Stored data entries
=-=-=

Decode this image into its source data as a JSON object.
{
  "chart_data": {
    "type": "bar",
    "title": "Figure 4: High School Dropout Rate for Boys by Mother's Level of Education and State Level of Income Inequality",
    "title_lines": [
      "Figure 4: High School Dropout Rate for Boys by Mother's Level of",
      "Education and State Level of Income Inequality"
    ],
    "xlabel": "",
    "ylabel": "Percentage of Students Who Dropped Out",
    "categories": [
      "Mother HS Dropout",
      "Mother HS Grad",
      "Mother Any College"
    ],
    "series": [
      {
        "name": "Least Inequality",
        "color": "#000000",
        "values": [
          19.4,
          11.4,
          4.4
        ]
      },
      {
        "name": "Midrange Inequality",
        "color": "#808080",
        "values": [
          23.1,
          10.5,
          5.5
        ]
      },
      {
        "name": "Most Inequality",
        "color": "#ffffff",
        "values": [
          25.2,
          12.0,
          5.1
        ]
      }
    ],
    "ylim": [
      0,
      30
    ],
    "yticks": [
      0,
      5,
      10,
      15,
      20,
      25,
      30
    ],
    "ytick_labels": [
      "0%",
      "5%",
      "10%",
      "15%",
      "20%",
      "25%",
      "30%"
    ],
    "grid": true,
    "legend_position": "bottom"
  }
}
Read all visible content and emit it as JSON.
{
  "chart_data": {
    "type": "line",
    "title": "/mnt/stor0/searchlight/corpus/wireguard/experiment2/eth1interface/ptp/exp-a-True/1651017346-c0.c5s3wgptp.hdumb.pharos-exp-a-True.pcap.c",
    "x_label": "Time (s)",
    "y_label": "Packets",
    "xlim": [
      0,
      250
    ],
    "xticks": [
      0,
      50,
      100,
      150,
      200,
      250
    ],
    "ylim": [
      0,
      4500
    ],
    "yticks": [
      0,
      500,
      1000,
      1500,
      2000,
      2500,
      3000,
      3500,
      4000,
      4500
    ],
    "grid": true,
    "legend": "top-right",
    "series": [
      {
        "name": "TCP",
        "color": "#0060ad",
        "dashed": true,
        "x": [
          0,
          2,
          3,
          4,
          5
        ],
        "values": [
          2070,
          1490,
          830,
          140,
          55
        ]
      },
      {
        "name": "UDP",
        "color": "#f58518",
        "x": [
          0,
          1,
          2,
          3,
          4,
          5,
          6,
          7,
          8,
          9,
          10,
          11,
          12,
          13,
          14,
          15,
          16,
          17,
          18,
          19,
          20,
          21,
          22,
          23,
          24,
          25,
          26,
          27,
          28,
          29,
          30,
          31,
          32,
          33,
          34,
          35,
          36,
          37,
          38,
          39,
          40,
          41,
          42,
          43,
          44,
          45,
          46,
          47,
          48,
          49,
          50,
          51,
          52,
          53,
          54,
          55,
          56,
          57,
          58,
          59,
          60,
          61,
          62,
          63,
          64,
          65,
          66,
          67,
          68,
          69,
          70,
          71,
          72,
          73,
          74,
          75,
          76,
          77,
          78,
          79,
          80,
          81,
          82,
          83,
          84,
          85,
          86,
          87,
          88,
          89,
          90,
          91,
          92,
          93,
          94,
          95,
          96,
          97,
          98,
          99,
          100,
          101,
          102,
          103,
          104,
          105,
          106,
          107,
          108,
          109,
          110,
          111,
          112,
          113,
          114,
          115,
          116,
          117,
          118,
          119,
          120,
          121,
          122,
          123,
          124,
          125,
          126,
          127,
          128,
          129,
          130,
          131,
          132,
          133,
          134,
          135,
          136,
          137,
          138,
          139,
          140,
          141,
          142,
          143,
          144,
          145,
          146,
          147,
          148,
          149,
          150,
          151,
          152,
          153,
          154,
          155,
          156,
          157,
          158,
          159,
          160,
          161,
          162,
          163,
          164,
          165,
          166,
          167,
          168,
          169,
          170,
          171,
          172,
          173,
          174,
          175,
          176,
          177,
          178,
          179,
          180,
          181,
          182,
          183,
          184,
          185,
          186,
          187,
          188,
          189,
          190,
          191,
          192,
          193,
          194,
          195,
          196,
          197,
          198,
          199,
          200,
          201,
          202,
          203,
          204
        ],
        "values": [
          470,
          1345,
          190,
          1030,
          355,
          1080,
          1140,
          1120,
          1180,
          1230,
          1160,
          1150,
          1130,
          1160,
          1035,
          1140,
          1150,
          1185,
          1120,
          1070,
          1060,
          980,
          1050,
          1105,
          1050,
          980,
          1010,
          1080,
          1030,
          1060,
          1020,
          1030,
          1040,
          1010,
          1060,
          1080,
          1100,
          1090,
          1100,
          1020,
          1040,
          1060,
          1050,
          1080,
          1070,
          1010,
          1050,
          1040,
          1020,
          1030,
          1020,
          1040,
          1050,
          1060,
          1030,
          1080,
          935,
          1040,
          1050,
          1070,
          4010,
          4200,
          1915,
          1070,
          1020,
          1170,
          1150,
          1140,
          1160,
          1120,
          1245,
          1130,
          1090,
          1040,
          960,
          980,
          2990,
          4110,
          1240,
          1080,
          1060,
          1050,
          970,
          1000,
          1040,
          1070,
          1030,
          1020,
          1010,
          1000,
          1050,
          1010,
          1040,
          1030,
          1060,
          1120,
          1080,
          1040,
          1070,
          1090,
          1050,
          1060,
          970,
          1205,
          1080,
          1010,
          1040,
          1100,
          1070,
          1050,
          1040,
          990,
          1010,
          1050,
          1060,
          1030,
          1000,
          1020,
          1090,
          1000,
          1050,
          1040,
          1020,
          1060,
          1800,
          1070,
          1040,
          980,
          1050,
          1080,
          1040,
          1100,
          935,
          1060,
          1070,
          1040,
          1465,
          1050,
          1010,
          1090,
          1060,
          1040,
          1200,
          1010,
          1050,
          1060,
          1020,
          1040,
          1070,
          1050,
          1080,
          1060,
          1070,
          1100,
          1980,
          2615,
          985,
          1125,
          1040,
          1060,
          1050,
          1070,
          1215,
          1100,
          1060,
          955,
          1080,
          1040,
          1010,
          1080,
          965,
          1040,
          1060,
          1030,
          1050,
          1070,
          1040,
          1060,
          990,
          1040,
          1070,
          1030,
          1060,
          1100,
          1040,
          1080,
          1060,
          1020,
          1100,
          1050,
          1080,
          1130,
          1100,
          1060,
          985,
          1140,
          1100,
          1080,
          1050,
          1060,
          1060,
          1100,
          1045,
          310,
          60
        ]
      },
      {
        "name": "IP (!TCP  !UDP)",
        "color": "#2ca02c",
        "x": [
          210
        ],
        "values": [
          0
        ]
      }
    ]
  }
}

=-=-=

__Aim of the exercise__
Find every line that includes the string "Level". Report how many there are and nothing else.

__Worked answer__
3